--- THE TASK ---
Extract every record, exactly as written, and ignore the pictures.

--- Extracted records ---
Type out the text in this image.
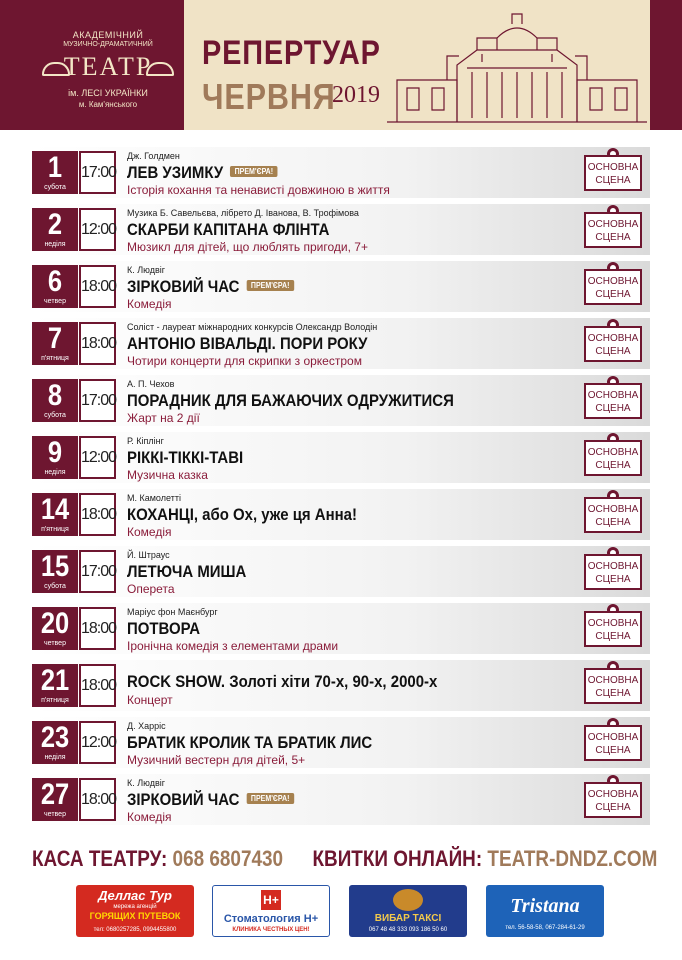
АКАДЕМІЧНИЙ
МУЗИЧНО-ДРАМАТИЧНИЙ
ТЕАТР
ім. ЛЕСІ УКРАЇНКИ
м. Кам'янського
РЕПЕРТУАР
ЧЕРВНЯ
2019
1
субота
17:00
Дж. Голдмен
ЛЕВ УЗИМКУ ПРЕМ'ЄРА!
Історія кохання та ненависті довжиною в життя
ОСНОВНА
СЦЕНА
2
неділя
12:00
Музика Б. Савельєва, лібрето Д. Іванова, В. Трофімова
СКАРБИ КАПІТАНА ФЛІНТА
Мюзикл для дітей, що люблять пригоди, 7+
ОСНОВНА
СЦЕНА
6
четвер
18:00
К. Людвіг
ЗІРКОВИЙ ЧАС ПРЕМ'ЄРА!
Комедія
ОСНОВНА
СЦЕНА
7
п'ятниця
18:00
Соліст - лауреат міжнародних конкурсів Олександр Володін
АНТОНІО ВІВАЛЬДІ. ПОРИ РОКУ
Чотири концерти для скрипки з оркестром
ОСНОВНА
СЦЕНА
8
субота
17:00
А. П. Чехов
ПОРАДНИК ДЛЯ БАЖАЮЧИХ ОДРУЖИТИСЯ
Жарт на 2 дії
ОСНОВНА
СЦЕНА
9
неділя
12:00
Р. Кіплінг
РІККІ-ТІККІ-ТАВІ
Музична казка
ОСНОВНА
СЦЕНА
14
п'ятниця
18:00
М. Камолетті
КОХАНЦІ, або Ох, уже ця Анна!
Комедія
ОСНОВНА
СЦЕНА
15
субота
17:00
Й. Штраус
ЛЕТЮЧА МИША
Оперета
ОСНОВНА
СЦЕНА
20
четвер
18:00
Маріус фон Маєнбург
ПОТВОРА
Іронічна комедія з елементами драми
ОСНОВНА
СЦЕНА
21
п'ятниця
18:00 ROCK SHOW. Золоті хіти 70-х, 90-х, 2000-х
Концерт
ОСНОВНА
СЦЕНА
23
неділя
12:00
Д. Харріс
БРАТИК КРОЛИК ТА БРАТИК ЛИС
Музичний вестерн для дітей, 5+
ОСНОВНА
СЦЕНА
27
четвер
18:00
К. Людвіг
ЗІРКОВИЙ ЧАС ПРЕМ'ЄРА!
Комедія
ОСНОВНА
СЦЕНА
КАСА ТЕАТРУ: 068 6807430 КВИТКИ ОНЛАЙН: TEATR-DNDZ.COM
Деллас Тур
мережа агенцій
ГОРЯЩИХ ПУТЕВОК
тел: 0680257285, 0994455800
Н+
Стоматология Н+
КЛИНИКА ЧЕСТНЫХ ЦЕН!
ВИБАР ТАКСІ
067 48 48 333 093 186 50 60
Tristana
тел. 56-58-58, 067-284-61-29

--- FULL RESPONSE ---
Type out the text in this image.
АКАДЕМІЧНИЙ
МУЗИЧНО-ДРАМАТИЧНИЙ
ТЕАТР
ім. ЛЕСІ УКРАЇНКИ
м. Кам'янського
РЕПЕРТУАР
ЧЕРВНЯ
2019
1
субота
17:00
Дж. Голдмен
ЛЕВ УЗИМКУ ПРЕМ'ЄРА!
Історія кохання та ненависті довжиною в життя
ОСНОВНА
СЦЕНА
2
неділя
12:00
Музика Б. Савельєва, лібрето Д. Іванова, В. Трофімова
СКАРБИ КАПІТАНА ФЛІНТА
Мюзикл для дітей, що люблять пригоди, 7+
ОСНОВНА
СЦЕНА
6
четвер
18:00
К. Людвіг
ЗІРКОВИЙ ЧАС ПРЕМ'ЄРА!
Комедія
ОСНОВНА
СЦЕНА
7
п'ятниця
18:00
Соліст - лауреат міжнародних конкурсів Олександр Володін
АНТОНІО ВІВАЛЬДІ. ПОРИ РОКУ
Чотири концерти для скрипки з оркестром
ОСНОВНА
СЦЕНА
8
субота
17:00
А. П. Чехов
ПОРАДНИК ДЛЯ БАЖАЮЧИХ ОДРУЖИТИСЯ
Жарт на 2 дії
ОСНОВНА
СЦЕНА
9
неділя
12:00
Р. Кіплінг
РІККІ-ТІККІ-ТАВІ
Музична казка
ОСНОВНА
СЦЕНА
14
п'ятниця
18:00
М. Камолетті
КОХАНЦІ, або Ох, уже ця Анна!
Комедія
ОСНОВНА
СЦЕНА
15
субота
17:00
Й. Штраус
ЛЕТЮЧА МИША
Оперета
ОСНОВНА
СЦЕНА
20
четвер
18:00
Маріус фон Маєнбург
ПОТВОРА
Іронічна комедія з елементами драми
ОСНОВНА
СЦЕНА
21
п'ятниця
18:00 ROCK SHOW. Золоті хіти 70-х, 90-х, 2000-х
Концерт
ОСНОВНА
СЦЕНА
23
неділя
12:00
Д. Харріс
БРАТИК КРОЛИК ТА БРАТИК ЛИС
Музичний вестерн для дітей, 5+
ОСНОВНА
СЦЕНА
27
четвер
18:00
К. Людвіг
ЗІРКОВИЙ ЧАС ПРЕМ'ЄРА!
Комедія
ОСНОВНА
СЦЕНА
КАСА ТЕАТРУ: 068 6807430 КВИТКИ ОНЛАЙН: TEATR-DNDZ.COM
Деллас Тур
мережа агенцій
ГОРЯЩИХ ПУТЕВОК
тел: 0680257285, 0994455800
Н+
Стоматология Н+
КЛИНИКА ЧЕСТНЫХ ЦЕН!
ВИБАР ТАКСІ
067 48 48 333 093 186 50 60
Tristana
тел. 56-58-58, 067-284-61-29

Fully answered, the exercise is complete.